● **Provided records**
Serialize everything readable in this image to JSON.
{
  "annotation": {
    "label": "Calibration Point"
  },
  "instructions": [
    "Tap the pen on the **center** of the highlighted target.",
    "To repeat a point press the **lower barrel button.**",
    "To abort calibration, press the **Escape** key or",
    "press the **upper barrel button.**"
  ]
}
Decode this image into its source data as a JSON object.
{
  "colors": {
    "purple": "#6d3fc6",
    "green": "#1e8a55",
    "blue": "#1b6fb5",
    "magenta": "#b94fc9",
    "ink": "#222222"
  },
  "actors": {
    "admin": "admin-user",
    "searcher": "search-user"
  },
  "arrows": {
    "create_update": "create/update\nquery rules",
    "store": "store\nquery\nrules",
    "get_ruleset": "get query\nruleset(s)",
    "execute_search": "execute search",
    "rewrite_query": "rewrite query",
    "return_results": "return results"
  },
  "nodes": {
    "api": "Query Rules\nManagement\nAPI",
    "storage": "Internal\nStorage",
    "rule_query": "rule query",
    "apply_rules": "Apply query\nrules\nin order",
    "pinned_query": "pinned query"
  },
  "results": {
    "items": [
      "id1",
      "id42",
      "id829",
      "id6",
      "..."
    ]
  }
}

● **Aim of the task**
Print out the whole listing exactly as it appears.

● **Response below**
Serialize everything readable in this image to JSON.
{
  "annotation": {
    "label": "Calibration Point"
  },
  "instructions": [
    "Tap the pen on the **center** of the highlighted target.",
    "To repeat a point press the **lower barrel button.**",
    "To abort calibration, press the **Escape** key or",
    "press the **upper barrel button.**"
  ]
}
Decode this image into its source data as a JSON object.
{
  "colors": {
    "purple": "#6d3fc6",
    "green": "#1e8a55",
    "blue": "#1b6fb5",
    "magenta": "#b94fc9",
    "ink": "#222222"
  },
  "actors": {
    "admin": "admin-user",
    "searcher": "search-user"
  },
  "arrows": {
    "create_update": "create/update\nquery rules",
    "store": "store\nquery\nrules",
    "get_ruleset": "get query\nruleset(s)",
    "execute_search": "execute search",
    "rewrite_query": "rewrite query",
    "return_results": "return results"
  },
  "nodes": {
    "api": "Query Rules\nManagement\nAPI",
    "storage": "Internal\nStorage",
    "rule_query": "rule query",
    "apply_rules": "Apply query\nrules\nin order",
    "pinned_query": "pinned query"
  },
  "results": {
    "items": [
      "id1",
      "id42",
      "id829",
      "id6",
      "..."
    ]
  }
}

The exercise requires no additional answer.